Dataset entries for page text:
=-=-=-=-=

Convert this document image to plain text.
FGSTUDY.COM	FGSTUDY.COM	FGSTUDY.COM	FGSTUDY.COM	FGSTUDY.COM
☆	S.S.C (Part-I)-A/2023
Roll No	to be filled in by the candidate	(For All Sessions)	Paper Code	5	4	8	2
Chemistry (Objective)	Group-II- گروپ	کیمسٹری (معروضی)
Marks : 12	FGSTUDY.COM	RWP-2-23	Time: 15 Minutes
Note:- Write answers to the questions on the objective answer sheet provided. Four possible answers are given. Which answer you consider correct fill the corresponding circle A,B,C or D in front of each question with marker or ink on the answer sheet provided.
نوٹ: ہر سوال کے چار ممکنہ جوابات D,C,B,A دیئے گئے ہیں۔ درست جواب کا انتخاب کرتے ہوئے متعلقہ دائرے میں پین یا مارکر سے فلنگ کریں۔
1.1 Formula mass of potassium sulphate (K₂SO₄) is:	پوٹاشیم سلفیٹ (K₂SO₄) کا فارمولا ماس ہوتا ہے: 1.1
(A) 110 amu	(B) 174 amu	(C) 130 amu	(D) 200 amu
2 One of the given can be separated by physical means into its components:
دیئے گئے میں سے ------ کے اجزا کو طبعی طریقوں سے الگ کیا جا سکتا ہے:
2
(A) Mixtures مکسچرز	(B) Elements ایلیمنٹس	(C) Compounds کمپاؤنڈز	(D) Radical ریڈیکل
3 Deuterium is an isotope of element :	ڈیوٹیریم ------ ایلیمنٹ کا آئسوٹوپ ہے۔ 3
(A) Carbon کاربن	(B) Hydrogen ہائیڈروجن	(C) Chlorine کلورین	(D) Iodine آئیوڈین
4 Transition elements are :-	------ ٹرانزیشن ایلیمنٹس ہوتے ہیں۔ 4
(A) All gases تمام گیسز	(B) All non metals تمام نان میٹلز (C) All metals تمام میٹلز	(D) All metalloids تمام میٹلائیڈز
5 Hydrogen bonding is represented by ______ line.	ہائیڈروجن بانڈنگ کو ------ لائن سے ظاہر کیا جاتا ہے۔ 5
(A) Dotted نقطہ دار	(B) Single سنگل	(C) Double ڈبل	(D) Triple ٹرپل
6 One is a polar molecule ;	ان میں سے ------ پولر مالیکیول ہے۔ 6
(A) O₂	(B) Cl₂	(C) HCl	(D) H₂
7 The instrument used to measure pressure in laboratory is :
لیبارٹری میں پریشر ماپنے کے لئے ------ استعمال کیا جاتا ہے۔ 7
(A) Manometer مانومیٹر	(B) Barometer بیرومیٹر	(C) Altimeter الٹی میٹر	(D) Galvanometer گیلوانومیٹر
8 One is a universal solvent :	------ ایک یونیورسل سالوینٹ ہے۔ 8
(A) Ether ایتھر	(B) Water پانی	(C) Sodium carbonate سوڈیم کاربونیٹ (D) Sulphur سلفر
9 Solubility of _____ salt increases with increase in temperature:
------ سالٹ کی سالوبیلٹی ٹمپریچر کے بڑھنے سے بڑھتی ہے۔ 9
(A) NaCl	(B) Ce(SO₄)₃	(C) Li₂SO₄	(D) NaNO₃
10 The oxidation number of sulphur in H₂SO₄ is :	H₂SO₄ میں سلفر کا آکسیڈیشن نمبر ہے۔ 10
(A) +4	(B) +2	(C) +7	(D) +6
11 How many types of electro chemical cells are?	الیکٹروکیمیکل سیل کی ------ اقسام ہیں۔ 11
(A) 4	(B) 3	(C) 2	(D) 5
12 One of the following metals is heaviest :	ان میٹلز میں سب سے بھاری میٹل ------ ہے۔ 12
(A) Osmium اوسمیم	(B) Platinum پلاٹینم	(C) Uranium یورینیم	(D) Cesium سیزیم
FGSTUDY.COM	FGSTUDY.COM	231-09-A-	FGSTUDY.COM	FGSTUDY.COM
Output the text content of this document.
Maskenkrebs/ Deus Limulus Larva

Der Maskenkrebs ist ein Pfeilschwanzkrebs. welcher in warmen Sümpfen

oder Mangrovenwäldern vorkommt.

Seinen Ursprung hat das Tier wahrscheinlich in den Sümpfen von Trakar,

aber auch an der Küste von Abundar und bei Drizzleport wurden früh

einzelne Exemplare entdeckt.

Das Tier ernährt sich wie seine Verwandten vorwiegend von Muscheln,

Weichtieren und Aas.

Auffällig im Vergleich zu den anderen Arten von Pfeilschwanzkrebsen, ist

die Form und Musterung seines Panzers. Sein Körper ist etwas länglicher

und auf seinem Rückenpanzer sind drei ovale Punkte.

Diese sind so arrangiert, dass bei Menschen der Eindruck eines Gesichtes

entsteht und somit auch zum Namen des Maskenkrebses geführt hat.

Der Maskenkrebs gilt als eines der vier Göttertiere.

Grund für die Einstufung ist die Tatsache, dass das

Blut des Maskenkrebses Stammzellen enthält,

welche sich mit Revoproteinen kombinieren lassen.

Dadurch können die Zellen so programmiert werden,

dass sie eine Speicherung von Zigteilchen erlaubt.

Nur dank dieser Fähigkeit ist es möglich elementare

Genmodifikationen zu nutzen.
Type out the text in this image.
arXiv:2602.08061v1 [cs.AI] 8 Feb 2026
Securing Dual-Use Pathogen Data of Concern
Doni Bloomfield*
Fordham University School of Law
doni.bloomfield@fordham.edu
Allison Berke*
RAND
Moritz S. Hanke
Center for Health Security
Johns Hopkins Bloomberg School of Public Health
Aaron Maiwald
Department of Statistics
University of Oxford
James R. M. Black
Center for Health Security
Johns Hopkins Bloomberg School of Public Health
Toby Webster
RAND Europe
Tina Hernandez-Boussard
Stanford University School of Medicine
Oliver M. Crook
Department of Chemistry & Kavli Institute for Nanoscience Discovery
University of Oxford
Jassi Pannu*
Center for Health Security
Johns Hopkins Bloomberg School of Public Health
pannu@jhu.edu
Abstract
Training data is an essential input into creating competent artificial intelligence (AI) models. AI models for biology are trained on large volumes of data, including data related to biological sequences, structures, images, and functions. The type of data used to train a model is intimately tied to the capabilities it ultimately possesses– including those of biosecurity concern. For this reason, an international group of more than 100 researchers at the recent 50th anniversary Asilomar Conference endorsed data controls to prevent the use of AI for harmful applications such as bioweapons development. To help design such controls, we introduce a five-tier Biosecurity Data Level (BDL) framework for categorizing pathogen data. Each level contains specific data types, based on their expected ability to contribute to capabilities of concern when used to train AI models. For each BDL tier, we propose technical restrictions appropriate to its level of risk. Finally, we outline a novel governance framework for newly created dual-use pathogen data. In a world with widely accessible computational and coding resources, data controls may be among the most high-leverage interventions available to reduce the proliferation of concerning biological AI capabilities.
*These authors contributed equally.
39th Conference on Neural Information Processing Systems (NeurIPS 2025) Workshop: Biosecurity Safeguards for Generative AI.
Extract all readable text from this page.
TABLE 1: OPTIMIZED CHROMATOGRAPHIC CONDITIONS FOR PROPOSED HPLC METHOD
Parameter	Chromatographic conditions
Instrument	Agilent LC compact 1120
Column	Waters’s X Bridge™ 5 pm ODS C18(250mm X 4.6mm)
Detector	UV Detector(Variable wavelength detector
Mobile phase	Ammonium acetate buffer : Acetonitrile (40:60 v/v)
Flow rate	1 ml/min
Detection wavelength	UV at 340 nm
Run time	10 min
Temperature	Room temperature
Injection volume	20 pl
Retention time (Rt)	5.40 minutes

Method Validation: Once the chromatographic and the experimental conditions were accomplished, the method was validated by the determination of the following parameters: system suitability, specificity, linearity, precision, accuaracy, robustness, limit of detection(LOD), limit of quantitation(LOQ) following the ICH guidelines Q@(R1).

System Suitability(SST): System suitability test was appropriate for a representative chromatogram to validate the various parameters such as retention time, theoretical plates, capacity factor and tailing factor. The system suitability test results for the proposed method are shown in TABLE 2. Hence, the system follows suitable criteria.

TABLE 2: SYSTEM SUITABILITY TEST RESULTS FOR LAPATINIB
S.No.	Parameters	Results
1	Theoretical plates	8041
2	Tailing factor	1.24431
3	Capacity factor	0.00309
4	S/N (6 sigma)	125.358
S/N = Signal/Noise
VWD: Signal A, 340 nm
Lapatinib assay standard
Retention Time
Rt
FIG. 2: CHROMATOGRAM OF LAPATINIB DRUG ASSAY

=-=-=-=-=

Which lines of the records above hold the word "auch"? Copy each one out.

aber auch an der Küste von Abundar und bei Drizzleport wurden früh
entsteht und somit auch zum Namen des Maskenkrebses geführt hat.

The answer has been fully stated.